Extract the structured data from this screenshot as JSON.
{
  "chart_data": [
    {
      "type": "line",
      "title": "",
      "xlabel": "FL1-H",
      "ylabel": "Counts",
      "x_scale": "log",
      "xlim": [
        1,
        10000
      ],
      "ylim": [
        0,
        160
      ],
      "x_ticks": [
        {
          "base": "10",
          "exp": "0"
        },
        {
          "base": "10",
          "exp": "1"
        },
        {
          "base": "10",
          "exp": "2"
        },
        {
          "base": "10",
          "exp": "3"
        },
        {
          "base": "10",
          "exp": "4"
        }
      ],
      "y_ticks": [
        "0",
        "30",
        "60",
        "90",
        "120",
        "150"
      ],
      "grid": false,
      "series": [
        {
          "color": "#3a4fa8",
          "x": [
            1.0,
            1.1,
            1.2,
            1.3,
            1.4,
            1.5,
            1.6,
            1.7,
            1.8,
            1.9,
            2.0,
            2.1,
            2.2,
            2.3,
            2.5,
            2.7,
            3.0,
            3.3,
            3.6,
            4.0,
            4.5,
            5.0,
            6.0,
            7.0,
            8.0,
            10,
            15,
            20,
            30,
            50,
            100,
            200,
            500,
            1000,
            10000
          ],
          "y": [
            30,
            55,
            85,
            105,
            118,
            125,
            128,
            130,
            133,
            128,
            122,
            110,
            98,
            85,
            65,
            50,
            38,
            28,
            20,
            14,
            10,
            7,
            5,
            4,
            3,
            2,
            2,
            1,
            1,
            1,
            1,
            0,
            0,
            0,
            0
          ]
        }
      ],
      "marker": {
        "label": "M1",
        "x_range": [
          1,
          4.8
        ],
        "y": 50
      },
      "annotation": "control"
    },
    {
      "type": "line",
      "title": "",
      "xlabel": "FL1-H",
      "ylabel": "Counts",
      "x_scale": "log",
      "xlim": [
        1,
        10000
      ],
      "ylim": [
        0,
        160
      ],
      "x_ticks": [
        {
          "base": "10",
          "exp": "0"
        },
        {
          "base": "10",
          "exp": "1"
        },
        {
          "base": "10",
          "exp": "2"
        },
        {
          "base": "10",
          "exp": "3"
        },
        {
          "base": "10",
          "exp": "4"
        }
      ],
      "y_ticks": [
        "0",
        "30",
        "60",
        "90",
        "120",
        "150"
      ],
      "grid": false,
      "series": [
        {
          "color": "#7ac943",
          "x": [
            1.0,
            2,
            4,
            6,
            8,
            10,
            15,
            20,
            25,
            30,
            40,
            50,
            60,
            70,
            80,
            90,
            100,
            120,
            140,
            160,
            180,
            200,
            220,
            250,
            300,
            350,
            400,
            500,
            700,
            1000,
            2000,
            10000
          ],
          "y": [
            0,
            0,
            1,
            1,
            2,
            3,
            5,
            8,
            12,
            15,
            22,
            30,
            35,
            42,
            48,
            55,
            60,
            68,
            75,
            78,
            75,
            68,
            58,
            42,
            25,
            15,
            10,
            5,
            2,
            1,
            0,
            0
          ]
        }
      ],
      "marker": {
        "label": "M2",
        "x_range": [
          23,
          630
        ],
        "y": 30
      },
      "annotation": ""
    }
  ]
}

- [OBJECTIVE]:
All of the entries must be quoted exactly; please include each one.

- [COMPLETED EXERCISE]:
Extract the structured data from this screenshot as JSON.
{
  "chart_data": [
    {
      "type": "line",
      "title": "",
      "xlabel": "FL1-H",
      "ylabel": "Counts",
      "x_scale": "log",
      "xlim": [
        1,
        10000
      ],
      "ylim": [
        0,
        160
      ],
      "x_ticks": [
        {
          "base": "10",
          "exp": "0"
        },
        {
          "base": "10",
          "exp": "1"
        },
        {
          "base": "10",
          "exp": "2"
        },
        {
          "base": "10",
          "exp": "3"
        },
        {
          "base": "10",
          "exp": "4"
        }
      ],
      "y_ticks": [
        "0",
        "30",
        "60",
        "90",
        "120",
        "150"
      ],
      "grid": false,
      "series": [
        {
          "color": "#3a4fa8",
          "x": [
            1.0,
            1.1,
            1.2,
            1.3,
            1.4,
            1.5,
            1.6,
            1.7,
            1.8,
            1.9,
            2.0,
            2.1,
            2.2,
            2.3,
            2.5,
            2.7,
            3.0,
            3.3,
            3.6,
            4.0,
            4.5,
            5.0,
            6.0,
            7.0,
            8.0,
            10,
            15,
            20,
            30,
            50,
            100,
            200,
            500,
            1000,
            10000
          ],
          "y": [
            30,
            55,
            85,
            105,
            118,
            125,
            128,
            130,
            133,
            128,
            122,
            110,
            98,
            85,
            65,
            50,
            38,
            28,
            20,
            14,
            10,
            7,
            5,
            4,
            3,
            2,
            2,
            1,
            1,
            1,
            1,
            0,
            0,
            0,
            0
          ]
        }
      ],
      "marker": {
        "label": "M1",
        "x_range": [
          1,
          4.8
        ],
        "y": 50
      },
      "annotation": "control"
    },
    {
      "type": "line",
      "title": "",
      "xlabel": "FL1-H",
      "ylabel": "Counts",
      "x_scale": "log",
      "xlim": [
        1,
        10000
      ],
      "ylim": [
        0,
        160
      ],
      "x_ticks": [
        {
          "base": "10",
          "exp": "0"
        },
        {
          "base": "10",
          "exp": "1"
        },
        {
          "base": "10",
          "exp": "2"
        },
        {
          "base": "10",
          "exp": "3"
        },
        {
          "base": "10",
          "exp": "4"
        }
      ],
      "y_ticks": [
        "0",
        "30",
        "60",
        "90",
        "120",
        "150"
      ],
      "grid": false,
      "series": [
        {
          "color": "#7ac943",
          "x": [
            1.0,
            2,
            4,
            6,
            8,
            10,
            15,
            20,
            25,
            30,
            40,
            50,
            60,
            70,
            80,
            90,
            100,
            120,
            140,
            160,
            180,
            200,
            220,
            250,
            300,
            350,
            400,
            500,
            700,
            1000,
            2000,
            10000
          ],
          "y": [
            0,
            0,
            1,
            1,
            2,
            3,
            5,
            8,
            12,
            15,
            22,
            30,
            35,
            42,
            48,
            55,
            60,
            68,
            75,
            78,
            75,
            68,
            58,
            42,
            25,
            15,
            10,
            5,
            2,
            1,
            0,
            0
          ]
        }
      ],
      "marker": {
        "label": "M2",
        "x_range": [
          23,
          630
        ],
        "y": 30
      },
      "annotation": ""
    }
  ]
}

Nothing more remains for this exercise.